----- MATERIAL SUPPLIED

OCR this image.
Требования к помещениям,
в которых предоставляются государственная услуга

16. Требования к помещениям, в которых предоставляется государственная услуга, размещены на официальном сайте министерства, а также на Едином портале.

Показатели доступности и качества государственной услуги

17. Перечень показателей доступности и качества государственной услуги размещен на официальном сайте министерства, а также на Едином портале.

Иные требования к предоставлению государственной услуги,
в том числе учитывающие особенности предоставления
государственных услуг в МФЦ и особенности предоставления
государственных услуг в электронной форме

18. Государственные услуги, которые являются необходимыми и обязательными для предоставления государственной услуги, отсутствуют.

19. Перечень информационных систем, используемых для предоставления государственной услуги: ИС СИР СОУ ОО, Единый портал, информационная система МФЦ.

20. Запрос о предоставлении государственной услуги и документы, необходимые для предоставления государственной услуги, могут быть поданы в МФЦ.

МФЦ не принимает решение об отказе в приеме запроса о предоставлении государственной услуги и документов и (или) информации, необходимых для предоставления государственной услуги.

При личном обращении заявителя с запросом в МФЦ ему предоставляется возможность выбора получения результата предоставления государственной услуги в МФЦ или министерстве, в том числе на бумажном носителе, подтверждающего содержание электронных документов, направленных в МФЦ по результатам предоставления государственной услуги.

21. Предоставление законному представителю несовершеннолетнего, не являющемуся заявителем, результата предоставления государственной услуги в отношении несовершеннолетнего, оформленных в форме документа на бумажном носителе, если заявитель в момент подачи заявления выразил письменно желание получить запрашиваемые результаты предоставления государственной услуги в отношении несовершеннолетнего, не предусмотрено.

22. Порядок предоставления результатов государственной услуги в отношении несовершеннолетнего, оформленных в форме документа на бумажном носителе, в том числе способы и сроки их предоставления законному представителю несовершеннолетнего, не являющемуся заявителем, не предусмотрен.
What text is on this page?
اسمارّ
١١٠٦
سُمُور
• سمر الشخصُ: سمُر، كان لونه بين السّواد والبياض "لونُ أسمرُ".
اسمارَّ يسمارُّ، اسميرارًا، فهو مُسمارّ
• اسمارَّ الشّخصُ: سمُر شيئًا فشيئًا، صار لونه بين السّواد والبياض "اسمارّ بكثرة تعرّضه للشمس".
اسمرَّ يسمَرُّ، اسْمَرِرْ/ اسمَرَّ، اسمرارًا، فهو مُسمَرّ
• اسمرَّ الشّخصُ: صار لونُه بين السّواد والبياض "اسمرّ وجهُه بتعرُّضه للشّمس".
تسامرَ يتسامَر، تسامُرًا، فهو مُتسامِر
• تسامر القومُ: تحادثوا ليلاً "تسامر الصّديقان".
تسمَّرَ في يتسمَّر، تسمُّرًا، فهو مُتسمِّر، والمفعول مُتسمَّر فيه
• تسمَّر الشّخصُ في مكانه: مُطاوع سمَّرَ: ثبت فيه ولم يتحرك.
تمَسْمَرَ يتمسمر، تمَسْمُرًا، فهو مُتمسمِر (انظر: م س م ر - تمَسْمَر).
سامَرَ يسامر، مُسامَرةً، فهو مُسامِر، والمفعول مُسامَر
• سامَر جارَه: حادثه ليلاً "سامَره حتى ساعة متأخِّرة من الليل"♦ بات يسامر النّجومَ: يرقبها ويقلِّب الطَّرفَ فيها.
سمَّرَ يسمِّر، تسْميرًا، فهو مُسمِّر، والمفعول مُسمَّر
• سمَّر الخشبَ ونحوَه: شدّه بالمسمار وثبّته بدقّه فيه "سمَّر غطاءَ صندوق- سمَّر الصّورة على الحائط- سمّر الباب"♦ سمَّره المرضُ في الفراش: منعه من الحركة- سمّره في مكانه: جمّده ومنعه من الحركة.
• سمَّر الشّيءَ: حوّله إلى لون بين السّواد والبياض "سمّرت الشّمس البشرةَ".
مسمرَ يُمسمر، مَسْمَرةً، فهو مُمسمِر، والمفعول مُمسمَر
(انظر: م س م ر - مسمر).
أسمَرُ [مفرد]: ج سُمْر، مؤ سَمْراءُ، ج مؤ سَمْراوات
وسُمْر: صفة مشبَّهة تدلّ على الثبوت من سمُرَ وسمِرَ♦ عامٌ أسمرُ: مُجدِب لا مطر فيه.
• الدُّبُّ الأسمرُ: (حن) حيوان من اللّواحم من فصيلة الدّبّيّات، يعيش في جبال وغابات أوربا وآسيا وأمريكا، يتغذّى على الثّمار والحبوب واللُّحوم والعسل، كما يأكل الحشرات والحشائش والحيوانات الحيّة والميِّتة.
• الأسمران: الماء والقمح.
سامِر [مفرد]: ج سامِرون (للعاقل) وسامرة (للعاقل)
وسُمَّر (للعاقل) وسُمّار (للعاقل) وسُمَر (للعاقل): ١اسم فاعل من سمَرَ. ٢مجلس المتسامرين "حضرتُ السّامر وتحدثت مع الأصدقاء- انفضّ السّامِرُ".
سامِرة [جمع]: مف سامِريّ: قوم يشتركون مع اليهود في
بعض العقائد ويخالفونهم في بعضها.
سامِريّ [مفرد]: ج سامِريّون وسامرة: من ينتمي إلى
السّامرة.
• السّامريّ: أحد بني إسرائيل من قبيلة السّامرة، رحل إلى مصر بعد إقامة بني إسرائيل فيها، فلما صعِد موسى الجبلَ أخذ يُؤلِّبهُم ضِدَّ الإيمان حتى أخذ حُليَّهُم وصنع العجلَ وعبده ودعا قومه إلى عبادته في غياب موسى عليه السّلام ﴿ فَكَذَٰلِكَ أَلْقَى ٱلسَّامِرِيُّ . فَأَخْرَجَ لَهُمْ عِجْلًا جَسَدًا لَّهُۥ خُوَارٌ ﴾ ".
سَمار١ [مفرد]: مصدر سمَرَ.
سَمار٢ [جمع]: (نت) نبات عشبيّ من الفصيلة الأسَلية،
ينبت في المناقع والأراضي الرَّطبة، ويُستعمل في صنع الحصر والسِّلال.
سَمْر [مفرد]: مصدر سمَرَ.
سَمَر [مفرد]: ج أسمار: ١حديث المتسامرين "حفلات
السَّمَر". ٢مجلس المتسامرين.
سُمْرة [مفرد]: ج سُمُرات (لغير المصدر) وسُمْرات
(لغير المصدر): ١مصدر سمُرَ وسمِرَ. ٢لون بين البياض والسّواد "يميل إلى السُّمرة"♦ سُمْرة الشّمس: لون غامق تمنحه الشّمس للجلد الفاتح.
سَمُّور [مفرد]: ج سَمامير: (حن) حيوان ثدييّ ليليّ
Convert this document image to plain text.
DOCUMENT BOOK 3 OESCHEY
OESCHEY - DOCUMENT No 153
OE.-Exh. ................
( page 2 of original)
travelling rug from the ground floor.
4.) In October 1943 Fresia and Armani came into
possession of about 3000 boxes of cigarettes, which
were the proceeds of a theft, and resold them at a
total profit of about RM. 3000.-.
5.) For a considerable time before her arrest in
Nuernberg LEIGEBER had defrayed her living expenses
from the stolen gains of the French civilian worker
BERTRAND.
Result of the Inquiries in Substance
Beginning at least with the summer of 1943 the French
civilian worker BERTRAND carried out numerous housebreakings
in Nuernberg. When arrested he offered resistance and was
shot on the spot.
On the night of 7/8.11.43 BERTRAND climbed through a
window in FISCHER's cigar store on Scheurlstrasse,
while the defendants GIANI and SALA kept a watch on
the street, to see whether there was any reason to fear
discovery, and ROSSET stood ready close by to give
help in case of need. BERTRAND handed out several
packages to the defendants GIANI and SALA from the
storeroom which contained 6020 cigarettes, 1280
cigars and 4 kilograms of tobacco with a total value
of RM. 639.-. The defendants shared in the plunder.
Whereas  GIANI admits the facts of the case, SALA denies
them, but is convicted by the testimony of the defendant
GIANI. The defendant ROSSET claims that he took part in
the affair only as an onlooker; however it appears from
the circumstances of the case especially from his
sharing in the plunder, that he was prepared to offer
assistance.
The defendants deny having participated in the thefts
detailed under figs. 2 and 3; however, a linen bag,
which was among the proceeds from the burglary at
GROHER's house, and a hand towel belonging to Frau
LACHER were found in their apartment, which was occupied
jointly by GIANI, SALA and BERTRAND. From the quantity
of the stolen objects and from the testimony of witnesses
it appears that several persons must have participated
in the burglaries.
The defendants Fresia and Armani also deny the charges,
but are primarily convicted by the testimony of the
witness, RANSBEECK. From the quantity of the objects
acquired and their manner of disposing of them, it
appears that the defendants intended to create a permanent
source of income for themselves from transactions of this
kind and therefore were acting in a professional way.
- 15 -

----------

_INSTRUCTIONS FOR THE TASK_: Only the count is wanted: report how many lines of the material above hold the word "proceeds".

_WRITTEN REPLY_: 2